=== GIVEN PROBLEM ===
Which lines hold the word "집단으로부터"? Copy each of them from the material.

───── RECORDS FOR THE TASK ─────

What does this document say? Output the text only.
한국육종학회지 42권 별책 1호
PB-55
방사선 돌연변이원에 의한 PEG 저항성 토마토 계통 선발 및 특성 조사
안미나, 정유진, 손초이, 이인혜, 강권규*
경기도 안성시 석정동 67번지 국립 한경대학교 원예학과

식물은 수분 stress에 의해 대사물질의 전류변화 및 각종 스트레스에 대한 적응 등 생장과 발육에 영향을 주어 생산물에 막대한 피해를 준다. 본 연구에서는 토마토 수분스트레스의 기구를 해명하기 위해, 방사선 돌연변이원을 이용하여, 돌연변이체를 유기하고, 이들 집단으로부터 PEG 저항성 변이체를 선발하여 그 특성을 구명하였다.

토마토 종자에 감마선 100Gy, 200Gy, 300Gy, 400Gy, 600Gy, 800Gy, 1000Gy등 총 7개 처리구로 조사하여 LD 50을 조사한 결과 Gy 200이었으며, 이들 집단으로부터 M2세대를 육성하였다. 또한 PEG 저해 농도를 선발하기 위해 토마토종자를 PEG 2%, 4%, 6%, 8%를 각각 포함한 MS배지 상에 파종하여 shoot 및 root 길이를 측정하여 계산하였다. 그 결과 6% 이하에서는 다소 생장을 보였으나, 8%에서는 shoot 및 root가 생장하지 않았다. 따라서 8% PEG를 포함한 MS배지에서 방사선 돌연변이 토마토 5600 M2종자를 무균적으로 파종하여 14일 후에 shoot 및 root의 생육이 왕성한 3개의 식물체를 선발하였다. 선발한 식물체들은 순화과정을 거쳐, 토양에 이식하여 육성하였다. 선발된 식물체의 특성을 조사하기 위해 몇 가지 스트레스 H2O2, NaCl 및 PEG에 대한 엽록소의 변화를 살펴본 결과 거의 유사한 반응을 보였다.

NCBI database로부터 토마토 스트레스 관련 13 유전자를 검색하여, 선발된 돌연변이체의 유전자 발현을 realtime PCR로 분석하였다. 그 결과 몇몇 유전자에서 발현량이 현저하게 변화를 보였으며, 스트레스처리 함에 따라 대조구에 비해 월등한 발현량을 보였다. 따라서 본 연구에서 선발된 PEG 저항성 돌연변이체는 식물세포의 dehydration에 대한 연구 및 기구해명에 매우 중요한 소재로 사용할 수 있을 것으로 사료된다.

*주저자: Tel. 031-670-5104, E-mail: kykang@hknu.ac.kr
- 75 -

─────

=== COMPLETE RESPONSE ===
식물은 수분 stress에 의해 대사물질의 전류변화 및 각종 스트레스에 대한 적응 등 생장과 발육에 영향을 주어 생산물에 막대한 피해를 준다. 본 연구에서는 토마토 수분스트레스의 기구를 해명하기 위해, 방사선 돌연변이원을 이용하여, 돌연변이체를 유기하고, 이들 집단으로부터 PEG 저항성 변이체를 선발하여 그 특성을 구명하였다.
토마토 종자에 감마선 100Gy, 200Gy, 300Gy, 400Gy, 600Gy, 800Gy, 1000Gy등 총 7개 처리구로 조사하여 LD 50을 조사한 결과 Gy 200이었으며, 이들 집단으로부터 M2세대를 육성하였다. 또한 PEG 저해 농도를 선발하기 위해 토마토종자를 PEG 2%, 4%, 6%, 8%를 각각 포함한 MS배지 상에 파종하여 shoot 및 root 길이를 측정하여 계산하였다. 그 결과 6% 이하에서는 다소 생장을 보였으나, 8%에서는 shoot 및 root가 생장하지 않았다. 따라서 8% PEG를 포함한 MS배지에서 방사선 돌연변이 토마토 5600 M2종자를 무균적으로 파종하여 14일 후에 shoot 및 root의 생육이 왕성한 3개의 식물체를 선발하였다. 선발한 식물체들은 순화과정을 거쳐, 토양에 이식하여 육성하였다. 선발된 식물체의 특성을 조사하기 위해 몇 가지 스트레스 H2O2, NaCl 및 PEG에 대한 엽록소의 변화를 살펴본 결과 거의 유사한 반응을 보였다.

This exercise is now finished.